BEGIN SOURCE TEXT

London.
HAMLET
by William Shakespeare.
New Diorama 15-16 Triton Street NW1 3BF In rep to 22 February 2014.
7.30pm 14, 16, 21, 23, 24, 30 Jan, 6, 12, 15, 18 Feb Mat 1 Feb 3pm, 22 Feb 11am.
Captioned 21 Jan.
TICKETS: 020 7383 9034.
www.newdiorama.com
then then Greenwich Theatre Crooms Hill SE10 8ES.
26 Feb 1.30pm, 28 Feb 7.30pm.
TICKETS: 020 8858 7755.
www.greenwichtheatre.org.uk
Runs 3hr 5min One interval.
Review: Timothy Ramsden 8 January.
Fresh, imaginative and stimulating, as three hours speed by.
That great actor John Gielgud said his best performances were often just before the dress rehearsal, without the encumbrances of set, costume etc.

END SOURCE TEXT

* [TASK TO COMPLETE]:
Extend the Hamlet review above, picking up right after its final sentence about John Gielgud and the dress rehearsal.

BEGIN DATA LINES

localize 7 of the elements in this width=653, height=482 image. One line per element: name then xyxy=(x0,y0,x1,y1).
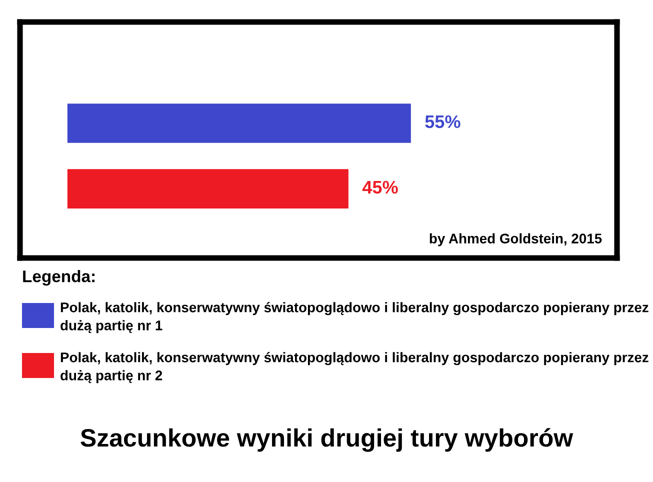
data-label: 55% xyxy=(425,115,460,128)
text: by Ahmed Goldstein, 2015 xyxy=(430,233,602,246)
text: Szacunkowe wyniki drugiej tury wyborów xyxy=(80,428,574,452)
legend-title: Legenda: xyxy=(23,270,94,286)
legend-label: Polak, katolik, konserwatywny światopoglądowo i liberalny gospodarczo popierany przez dużą partię nr 1 xyxy=(60,302,648,334)
data-label: 45% xyxy=(362,180,398,194)
legend-label: Polak, katolik, konserwatywny światopoglądowo i liberalny gospodarczo popierany przez dużą partię nr 2 xyxy=(60,352,648,384)
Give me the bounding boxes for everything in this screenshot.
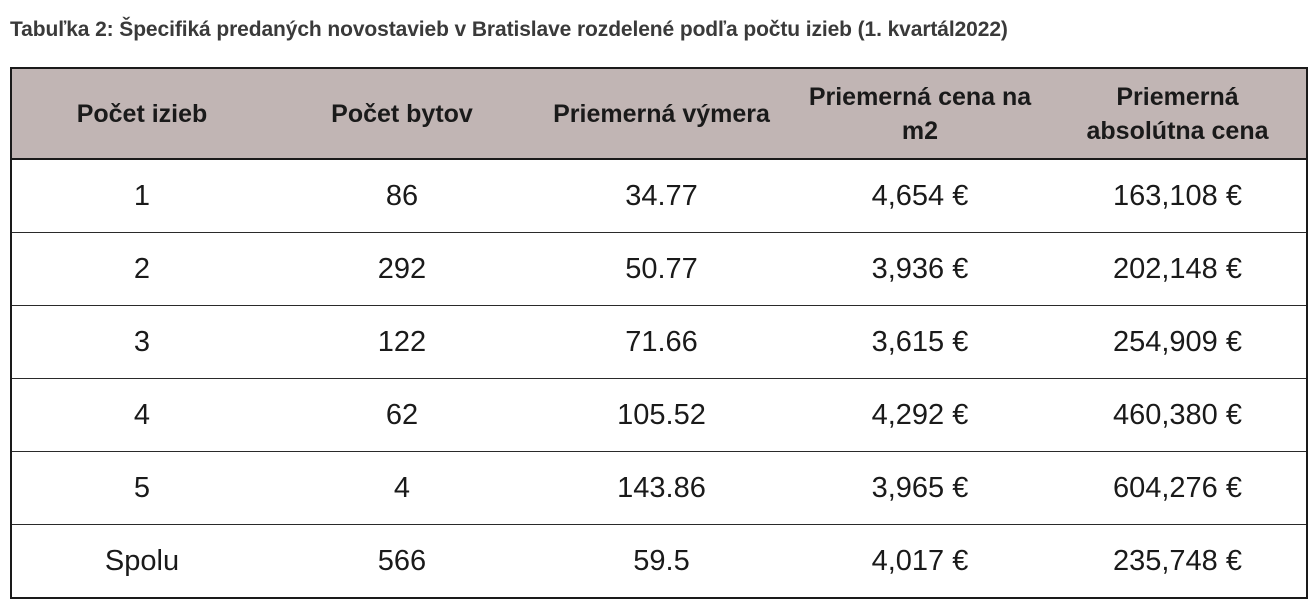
table-cell: 71.66 [532,305,791,379]
table-cell: 50.77 [532,232,791,306]
table-cell: 34.77 [625,179,698,212]
data-table: Počet izieb Počet bytov Priemerná výmera… [10,67,1308,599]
table-cell: 143.86 [532,451,791,525]
table-header-row: Počet izieb Počet bytov Priemerná výmera… [11,68,1307,160]
table-cell: 62 [272,378,532,452]
table-cell: 3 [11,305,272,379]
table-cell: 4,292 € [791,378,1049,452]
table-cell: 122 [272,305,532,379]
table-cell: 3,965 € [791,451,1049,525]
table-cell: 4,654 € [871,179,969,212]
table-cell: 254,909 € [1049,305,1307,379]
table-cell: 1 [133,179,151,212]
table-row: 5 4 143.86 3,965 € 604,276 € [11,451,1307,525]
column-header-avg-abs-price: Priemerná absolútna cena [1049,68,1307,160]
table-cell: 163,108 € [1112,179,1242,212]
table-cell: 4 [272,451,532,525]
column-header-flats: Počet bytov [272,68,532,160]
table-cell: 202,148 € [1049,232,1307,306]
table-cell: 460,380 € [1049,378,1307,452]
table-row: 3 122 71.66 3,615 € 254,909 € [11,305,1307,379]
table-cell: 235,748 € [1049,524,1307,598]
column-header-avg-area: Priemerná výmera [532,68,791,160]
table-row: 1 86 34.77 4,654 € 163,108 € [11,159,1307,233]
column-header-avg-price-m2: Priemerná cena na m2 [791,68,1049,160]
table-cell: 59.5 [532,524,791,598]
table-cell: 566 [272,524,532,598]
table-cell: 105.52 [532,378,791,452]
table-cell: 3,615 € [791,305,1049,379]
table-row: 2 292 50.77 3,936 € 202,148 € [11,232,1307,306]
table-row-total: Spolu 566 59.5 4,017 € 235,748 € [11,524,1307,598]
table-cell: 292 [272,232,532,306]
table-cell: 604,276 € [1049,451,1307,525]
table-cell: 86 [385,179,419,212]
table-cell: 5 [11,451,272,525]
column-header-rooms: Počet izieb [11,68,272,160]
table-caption: Tabuľka 2: Špecifiká predaných novostavi… [10,18,1008,41]
table-cell: 2 [11,232,272,306]
table-cell: 3,936 € [791,232,1049,306]
table-cell: 4,017 € [791,524,1049,598]
table-cell: 4 [11,378,272,452]
data-table-container: Počet izieb Počet bytov Priemerná výmera… [10,67,1308,599]
table-cell: Spolu [11,524,272,598]
table-row: 4 62 105.52 4,292 € 460,380 € [11,378,1307,452]
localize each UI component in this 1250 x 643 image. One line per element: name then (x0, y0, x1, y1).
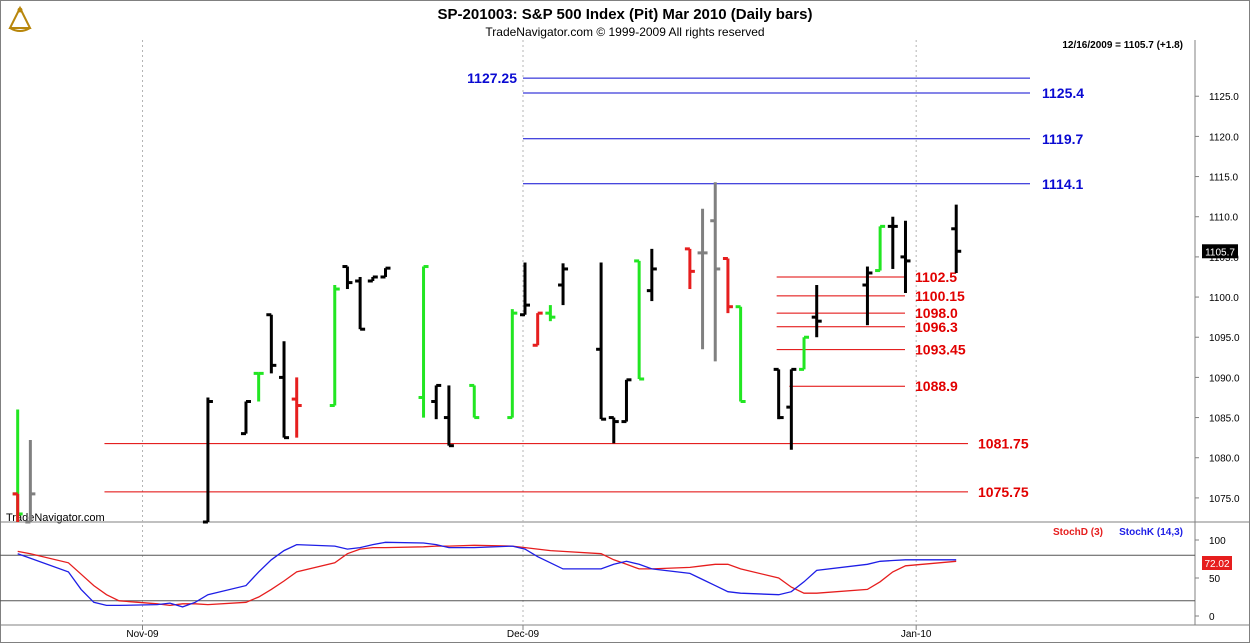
y-tick-label: 1120.0 (1209, 132, 1239, 143)
support-label: 1100.15 (915, 288, 965, 304)
resistance-label: 1119.7 (1042, 131, 1083, 147)
ohlc-bar (697, 208, 708, 350)
ohlc-bar (799, 335, 810, 371)
y-tick-label: 1115.0 (1209, 173, 1239, 184)
level-lines: 1127.251125.41119.71114.11102.51100.1510… (104, 70, 1084, 500)
quote-readout: 12/16/2009 = 1105.7 (+1.8) (1062, 40, 1183, 51)
x-tick-label: Dec-09 (507, 629, 540, 640)
stoch-series-line (17, 541, 957, 608)
ohlc-bar (545, 305, 556, 322)
x-tick-label: Nov-09 (126, 629, 159, 640)
ohlc-bar (608, 416, 619, 444)
ohlc-bar (202, 397, 213, 524)
ohlc-bars (12, 182, 962, 524)
price-axis: 1075.0 1080.0 1085.0 1090.0 1095.0 1100.0 1105… (1195, 92, 1240, 505)
ohlc-bar (418, 265, 429, 418)
ohlc-bar (875, 224, 886, 273)
y-tick-label: 1110.0 (1209, 213, 1239, 224)
resistance-label: 1114.1 (1042, 176, 1083, 192)
ohlc-bar (431, 383, 442, 420)
legend-stochk: StochK (14,3) (1119, 527, 1183, 538)
ohlc-bar (646, 248, 657, 302)
ohlc-bar (621, 378, 632, 424)
y-tick-label: 1125.0 (1209, 92, 1239, 103)
support-label: 1075.75 (978, 484, 1029, 500)
ohlc-bar (735, 305, 746, 403)
ohlc-bar (253, 371, 264, 402)
copyright-text: TradeNavigator.com © 1999-2009 All right… (485, 25, 764, 39)
ohlc-bar (329, 285, 340, 408)
ohlc-bar (710, 182, 721, 362)
ohlc-bar (520, 262, 530, 317)
stoch-value-label: 72.02 (1204, 559, 1229, 570)
ohlc-bar (951, 204, 962, 273)
resistance-label: 1125.4 (1042, 85, 1084, 101)
support-label: 1093.45 (915, 342, 966, 358)
sextant-logo-icon (6, 5, 34, 32)
ohlc-bar (507, 309, 518, 420)
x-tick-label: Jan-10 (901, 629, 932, 640)
ohlc-bar (469, 383, 480, 420)
ohlc-bar (811, 285, 822, 338)
ohlc-bar (786, 367, 797, 450)
legend-stochd: StochD (3) (1053, 527, 1103, 538)
stoch-y-tick-label: 50 (1209, 574, 1221, 585)
last-price-label: 1105.7 (1205, 247, 1235, 258)
support-label: 1098.0 (915, 305, 958, 321)
y-tick-label: 1095.0 (1209, 333, 1240, 344)
stoch-value-marker: 72.02 (1202, 556, 1232, 570)
y-tick-label: 1080.0 (1209, 454, 1240, 465)
ohlc-bar (722, 257, 733, 314)
support-label: 1102.5 (915, 269, 957, 285)
support-label: 1081.75 (978, 436, 1029, 452)
ohlc-bar (773, 367, 784, 420)
stoch-y-tick-label: 100 (1209, 536, 1226, 547)
y-tick-label: 1100.0 (1209, 293, 1239, 304)
ohlc-bar (558, 263, 569, 306)
ohlc-bar (634, 259, 645, 381)
ohlc-bar (380, 266, 391, 279)
ohlc-bar (342, 265, 353, 290)
ohlc-bar (684, 247, 695, 290)
ohlc-bar (443, 385, 454, 448)
ohlc-bar (291, 377, 302, 438)
y-tick-label: 1105.0 (1209, 253, 1239, 264)
ohlc-bar (367, 275, 378, 283)
y-tick-label: 1085.0 (1209, 414, 1240, 425)
chart-title: SP-201003: S&P 500 Index (Pit) Mar 2010 … (438, 6, 813, 23)
support-label: 1096.3 (915, 319, 958, 335)
ohlc-bar (266, 313, 277, 374)
ohlc-bar (25, 440, 36, 524)
resistance-label: 1127.25 (467, 70, 517, 86)
y-tick-label: 1075.0 (1209, 494, 1240, 505)
stochastic-panel: 0 50 100 (0, 536, 1226, 623)
ohlc-bar (279, 341, 290, 440)
ohlc-bar (862, 266, 873, 326)
y-tick-label: 1090.0 (1209, 373, 1240, 384)
stoch-y-tick-label: 0 (1209, 612, 1215, 623)
ohlc-bar (355, 276, 366, 331)
ohlc-bar (596, 262, 607, 421)
ohlc-bar (12, 409, 23, 522)
stoch-series-line (17, 544, 957, 607)
time-axis: Nov-09 Dec-09 Jan-10 (126, 625, 932, 640)
last-price-marker: 1105.7 (1202, 244, 1238, 259)
ohlc-bar (887, 216, 898, 269)
ohlc-bar (240, 400, 251, 436)
ohlc-bar (900, 220, 911, 294)
ohlc-bar (532, 311, 543, 347)
support-label: 1088.9 (915, 378, 958, 394)
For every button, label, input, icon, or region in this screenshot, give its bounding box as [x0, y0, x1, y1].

END DATA LINES

* [THE ANSWER]:
The Faction uses a bare stage and modern dress, giving emphasis to Jonny McPherson’s complex yet direct Hamlet. Here is a noble mind o’erthrown (not “overthrown” as in the occasional rhythm-busting alterations of Mark Leipacher’s otherwise thrillingly intelligent production).
No neurotic madman, one side of his nature is to love too well. Never has Hamlet’s advice that Ophelia (Derval Mellett, strong-minded till his rejection) to go a nunnery started out just as that – advice to the girl he loves to escape the world’s evil. Only when he finds she’s miked-up for others to eavesdrop does he turn to disappointed rage, realising she’s just like the others.
He loves Gertrude too; there’s a confidentiality between Kate Sawyer’s voluptuously youthful Queen and her son, making her final hopes for him in combat with Laertes genuine maternal pride.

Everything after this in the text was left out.